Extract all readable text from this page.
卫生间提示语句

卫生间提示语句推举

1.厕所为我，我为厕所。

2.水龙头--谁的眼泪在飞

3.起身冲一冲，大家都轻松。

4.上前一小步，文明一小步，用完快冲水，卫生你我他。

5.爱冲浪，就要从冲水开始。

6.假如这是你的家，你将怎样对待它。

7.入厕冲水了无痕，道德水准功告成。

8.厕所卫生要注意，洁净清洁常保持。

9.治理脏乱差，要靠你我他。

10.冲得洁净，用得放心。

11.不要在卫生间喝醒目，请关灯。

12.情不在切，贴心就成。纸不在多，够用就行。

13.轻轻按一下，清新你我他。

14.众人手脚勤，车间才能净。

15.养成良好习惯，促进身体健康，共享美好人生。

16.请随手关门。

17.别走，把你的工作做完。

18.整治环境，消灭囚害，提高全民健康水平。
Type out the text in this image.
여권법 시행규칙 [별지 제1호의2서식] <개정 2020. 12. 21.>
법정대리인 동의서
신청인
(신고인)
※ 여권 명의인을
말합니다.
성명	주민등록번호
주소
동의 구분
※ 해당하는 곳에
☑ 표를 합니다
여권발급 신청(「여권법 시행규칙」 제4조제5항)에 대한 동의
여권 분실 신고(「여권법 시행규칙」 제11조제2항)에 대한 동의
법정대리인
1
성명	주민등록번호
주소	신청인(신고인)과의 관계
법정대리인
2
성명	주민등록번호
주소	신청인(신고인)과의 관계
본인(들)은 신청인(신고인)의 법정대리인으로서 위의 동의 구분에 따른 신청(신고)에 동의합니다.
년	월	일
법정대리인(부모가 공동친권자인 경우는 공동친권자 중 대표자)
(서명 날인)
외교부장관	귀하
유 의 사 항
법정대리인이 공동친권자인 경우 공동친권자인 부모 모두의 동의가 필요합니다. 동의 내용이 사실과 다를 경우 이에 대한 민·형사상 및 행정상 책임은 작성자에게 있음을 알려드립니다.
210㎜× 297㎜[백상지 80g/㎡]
* * *
• Stated exercise:
Quote exactly and only the lines from the one holding "Type out the text in this image." through the end of the data.

• Output below:
Type out the text in this image.
여권법 시행규칙 [별지 제1호의2서식] <개정 2020. 12. 21.>
법정대리인 동의서
신청인
(신고인)
※ 여권 명의인을
말합니다.
성명	주민등록번호
주소
동의 구분
※ 해당하는 곳에
☑ 표를 합니다
여권발급 신청(「여권법 시행규칙」 제4조제5항)에 대한 동의
여권 분실 신고(「여권법 시행규칙」 제11조제2항)에 대한 동의
법정대리인
1
성명	주민등록번호
주소	신청인(신고인)과의 관계
법정대리인
2
성명	주민등록번호
주소	신청인(신고인)과의 관계
본인(들)은 신청인(신고인)의 법정대리인으로서 위의 동의 구분에 따른 신청(신고)에 동의합니다.
년	월	일
법정대리인(부모가 공동친권자인 경우는 공동친권자 중 대표자)
(서명 날인)
외교부장관	귀하
유 의 사 항
법정대리인이 공동친권자인 경우 공동친권자인 부모 모두의 동의가 필요합니다. 동의 내용이 사실과 다를 경우 이에 대한 민·형사상 및 행정상 책임은 작성자에게 있음을 알려드립니다.
210㎜× 297㎜[백상지 80g/㎡]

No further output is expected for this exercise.